(A run of records)

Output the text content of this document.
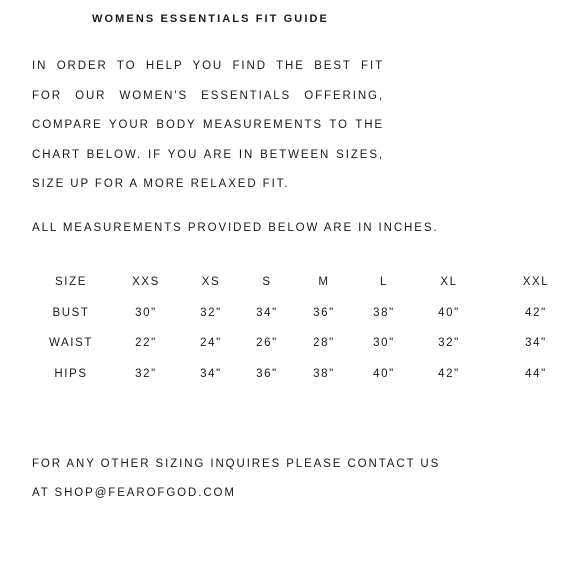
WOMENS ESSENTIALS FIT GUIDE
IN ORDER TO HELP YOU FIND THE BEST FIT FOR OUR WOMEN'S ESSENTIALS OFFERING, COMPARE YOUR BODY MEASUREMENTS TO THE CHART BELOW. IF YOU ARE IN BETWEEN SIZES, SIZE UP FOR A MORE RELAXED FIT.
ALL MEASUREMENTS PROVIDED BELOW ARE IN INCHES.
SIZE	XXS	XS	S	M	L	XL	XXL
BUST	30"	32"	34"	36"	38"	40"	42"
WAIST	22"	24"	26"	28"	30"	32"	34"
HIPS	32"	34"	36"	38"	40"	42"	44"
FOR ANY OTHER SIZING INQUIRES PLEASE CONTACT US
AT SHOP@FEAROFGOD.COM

### THE EXERCISE
Repeat the data in full and exactly. Omit pictures.

### RESULT BELOW
Output the text content of this document.
WOMENS ESSENTIALS FIT GUIDE
IN ORDER TO HELP YOU FIND THE BEST FIT FOR OUR WOMEN'S ESSENTIALS OFFERING, COMPARE YOUR BODY MEASUREMENTS TO THE CHART BELOW. IF YOU ARE IN BETWEEN SIZES, SIZE UP FOR A MORE RELAXED FIT.
ALL MEASUREMENTS PROVIDED BELOW ARE IN INCHES.
SIZE	XXS	XS	S	M	L	XL	XXL
BUST	30"	32"	34"	36"	38"	40"	42"
WAIST	22"	24"	26"	28"	30"	32"	34"
HIPS	32"	34"	36"	38"	40"	42"	44"
FOR ANY OTHER SIZING INQUIRES PLEASE CONTACT US
AT SHOP@FEAROFGOD.COM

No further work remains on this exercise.